(Records from a data collection)
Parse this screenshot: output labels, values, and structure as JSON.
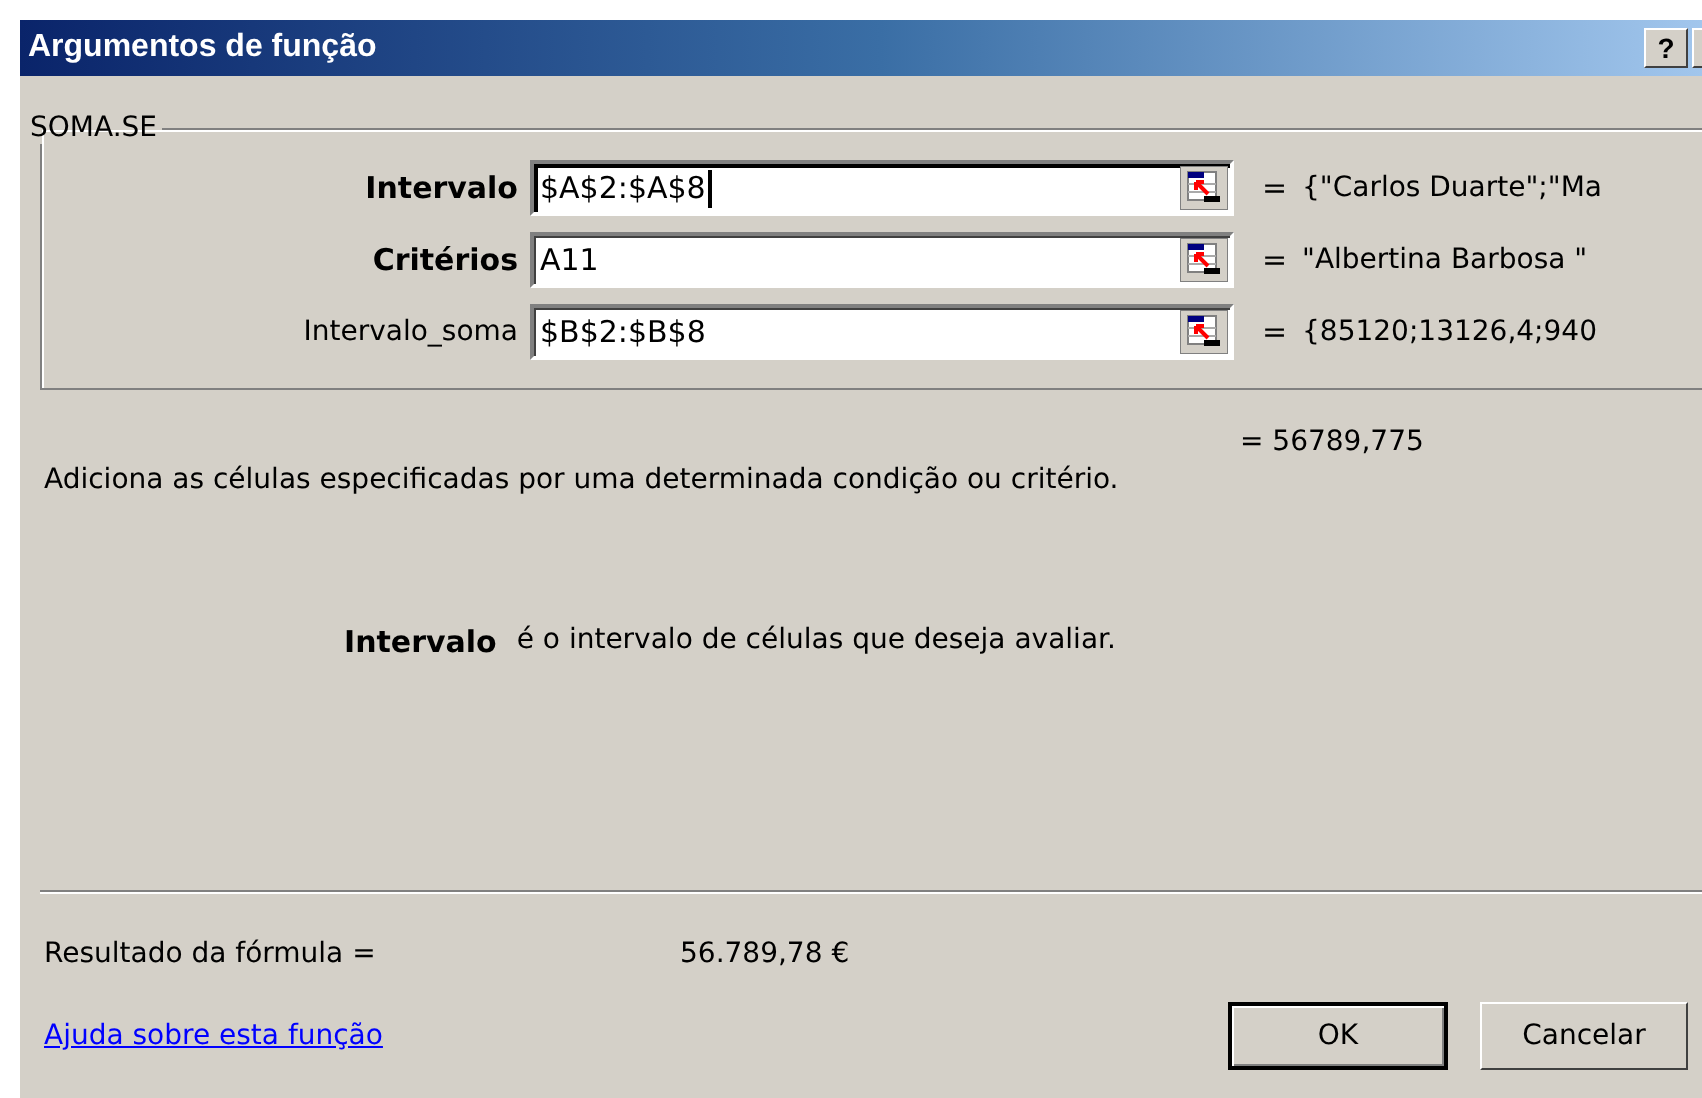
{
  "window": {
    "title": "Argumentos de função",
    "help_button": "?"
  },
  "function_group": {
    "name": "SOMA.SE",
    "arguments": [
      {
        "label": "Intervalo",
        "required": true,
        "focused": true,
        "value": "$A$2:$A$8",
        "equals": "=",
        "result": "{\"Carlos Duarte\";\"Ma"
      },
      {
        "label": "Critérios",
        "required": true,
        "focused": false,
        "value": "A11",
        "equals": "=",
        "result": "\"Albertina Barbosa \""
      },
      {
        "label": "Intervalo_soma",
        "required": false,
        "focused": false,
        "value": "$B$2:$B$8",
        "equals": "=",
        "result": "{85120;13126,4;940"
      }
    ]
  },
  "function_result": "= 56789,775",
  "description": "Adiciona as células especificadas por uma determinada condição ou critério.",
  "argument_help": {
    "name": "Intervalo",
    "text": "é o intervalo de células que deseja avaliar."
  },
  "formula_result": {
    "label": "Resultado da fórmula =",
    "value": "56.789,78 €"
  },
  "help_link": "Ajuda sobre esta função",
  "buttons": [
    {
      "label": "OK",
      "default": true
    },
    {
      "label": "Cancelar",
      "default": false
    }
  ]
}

Problem: Filter the data, keeping only the lines that contain "false".

Result for this task:
        "focused": false,
        "required": false,
        "focused": false,
      "default": false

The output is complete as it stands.